Brano proposto:
((

L’iniziativa più rilevante promossa dall’Associazione americana è CancerLinQ, un sistema educazionale di supporto alla decisione clinica basato sulla Health Information Technology per promuovere un’assistenza al paziente oncologico di migliore qualità e di valore crescente con migliori risultati per i malati (vedi abs 237).

CancerLinQ  consente lo sviluppo di una rete molto estesa di computer in grado di raccogliere e analizzare i dati per la cura del cancro di milioni di visite di pazienti, collettando anche le linee guida elaborate dagli esperti ed altre evidenze in grado di generare in tempo reale un feedback per i medici curanti sull’orientamento e la qualità clinica da assumere. Secondo Richard L. Schilsky, si tratta di un sistema che potrebbe davvero consentire di portare la punta di diamante dell’innovazione terapeutica al letto di ciascun malato oncologico.

))

Esercizio:
Secondo il brano su CancerLinQ, che cosa raccoglie la rete di computer? Elenca tutti gli elementi indicati. L'elenco riportato qui di seguito è materiale a sé stante, indipendente dal brano.

Dati riportati:

((

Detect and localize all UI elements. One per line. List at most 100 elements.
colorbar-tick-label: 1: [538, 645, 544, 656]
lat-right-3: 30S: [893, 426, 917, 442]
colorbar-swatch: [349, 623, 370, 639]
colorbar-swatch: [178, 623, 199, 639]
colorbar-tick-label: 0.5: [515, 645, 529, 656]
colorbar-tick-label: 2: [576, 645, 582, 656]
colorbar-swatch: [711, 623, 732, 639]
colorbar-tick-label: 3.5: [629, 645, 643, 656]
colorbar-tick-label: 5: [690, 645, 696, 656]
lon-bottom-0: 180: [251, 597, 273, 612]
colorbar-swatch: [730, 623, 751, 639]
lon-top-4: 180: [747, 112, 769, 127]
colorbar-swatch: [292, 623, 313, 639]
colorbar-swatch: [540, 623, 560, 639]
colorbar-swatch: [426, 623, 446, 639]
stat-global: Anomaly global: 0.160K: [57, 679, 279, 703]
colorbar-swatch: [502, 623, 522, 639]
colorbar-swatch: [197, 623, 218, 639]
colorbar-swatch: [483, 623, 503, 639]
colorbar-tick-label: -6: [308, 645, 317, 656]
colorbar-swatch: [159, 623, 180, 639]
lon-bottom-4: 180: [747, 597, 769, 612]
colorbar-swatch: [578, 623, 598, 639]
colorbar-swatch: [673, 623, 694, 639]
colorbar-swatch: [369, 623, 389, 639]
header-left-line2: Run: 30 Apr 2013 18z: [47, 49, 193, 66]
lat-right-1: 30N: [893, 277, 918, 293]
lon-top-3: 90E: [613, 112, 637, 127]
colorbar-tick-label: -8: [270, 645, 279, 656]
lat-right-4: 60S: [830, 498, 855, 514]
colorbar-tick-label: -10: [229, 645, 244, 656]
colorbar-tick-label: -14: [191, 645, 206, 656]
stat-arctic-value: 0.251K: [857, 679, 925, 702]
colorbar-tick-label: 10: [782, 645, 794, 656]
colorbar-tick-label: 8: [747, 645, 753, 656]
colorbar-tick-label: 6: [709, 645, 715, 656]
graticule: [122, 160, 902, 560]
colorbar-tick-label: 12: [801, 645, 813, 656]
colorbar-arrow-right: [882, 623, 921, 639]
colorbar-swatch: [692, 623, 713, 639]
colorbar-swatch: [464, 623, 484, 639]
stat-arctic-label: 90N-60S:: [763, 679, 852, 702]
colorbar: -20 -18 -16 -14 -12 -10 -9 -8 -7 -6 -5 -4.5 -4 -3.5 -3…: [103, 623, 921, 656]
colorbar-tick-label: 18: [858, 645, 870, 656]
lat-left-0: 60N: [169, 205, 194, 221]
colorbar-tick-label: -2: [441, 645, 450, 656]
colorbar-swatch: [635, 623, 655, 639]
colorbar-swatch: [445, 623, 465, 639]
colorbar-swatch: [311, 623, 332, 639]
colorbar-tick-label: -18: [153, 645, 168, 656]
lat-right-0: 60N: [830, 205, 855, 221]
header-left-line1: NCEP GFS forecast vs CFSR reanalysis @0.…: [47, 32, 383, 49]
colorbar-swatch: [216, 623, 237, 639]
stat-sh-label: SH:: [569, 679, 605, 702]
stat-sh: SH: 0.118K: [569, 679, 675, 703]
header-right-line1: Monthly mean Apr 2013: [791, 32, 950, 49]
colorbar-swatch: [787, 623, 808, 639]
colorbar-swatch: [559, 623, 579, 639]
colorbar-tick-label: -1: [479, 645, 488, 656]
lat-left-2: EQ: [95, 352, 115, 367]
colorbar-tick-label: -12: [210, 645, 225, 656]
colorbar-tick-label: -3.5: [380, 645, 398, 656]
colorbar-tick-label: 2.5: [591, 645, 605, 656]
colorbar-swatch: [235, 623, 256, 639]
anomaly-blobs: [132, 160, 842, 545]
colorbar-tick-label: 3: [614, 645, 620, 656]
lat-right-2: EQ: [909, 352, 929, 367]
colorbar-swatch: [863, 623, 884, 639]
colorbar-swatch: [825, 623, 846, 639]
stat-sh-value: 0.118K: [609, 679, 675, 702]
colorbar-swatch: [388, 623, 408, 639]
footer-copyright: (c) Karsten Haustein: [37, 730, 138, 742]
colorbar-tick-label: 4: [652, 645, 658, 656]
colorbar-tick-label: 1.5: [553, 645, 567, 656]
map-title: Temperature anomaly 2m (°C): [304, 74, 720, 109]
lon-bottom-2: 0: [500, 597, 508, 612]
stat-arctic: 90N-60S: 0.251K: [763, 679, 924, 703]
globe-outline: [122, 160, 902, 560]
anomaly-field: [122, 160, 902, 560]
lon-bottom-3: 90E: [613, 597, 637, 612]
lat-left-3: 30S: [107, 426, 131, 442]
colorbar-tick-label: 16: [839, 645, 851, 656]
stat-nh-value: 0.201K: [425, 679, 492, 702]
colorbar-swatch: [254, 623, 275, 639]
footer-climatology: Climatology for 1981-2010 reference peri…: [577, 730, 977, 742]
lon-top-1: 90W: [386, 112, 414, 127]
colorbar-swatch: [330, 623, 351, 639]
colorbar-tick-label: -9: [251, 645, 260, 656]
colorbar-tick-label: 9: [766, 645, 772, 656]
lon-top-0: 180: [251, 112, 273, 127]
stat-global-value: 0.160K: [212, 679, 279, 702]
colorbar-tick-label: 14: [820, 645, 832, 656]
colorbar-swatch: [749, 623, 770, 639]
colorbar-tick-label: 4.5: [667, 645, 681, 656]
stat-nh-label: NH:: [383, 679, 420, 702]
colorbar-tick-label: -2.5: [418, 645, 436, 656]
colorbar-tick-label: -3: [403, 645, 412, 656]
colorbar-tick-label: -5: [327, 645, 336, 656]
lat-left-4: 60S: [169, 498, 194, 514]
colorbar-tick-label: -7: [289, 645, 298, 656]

))

Risposta:
- i dati per la cura del cancro di milioni di visite di pazienti
- le linee guida elaborate dagli esperti
- altre evidenze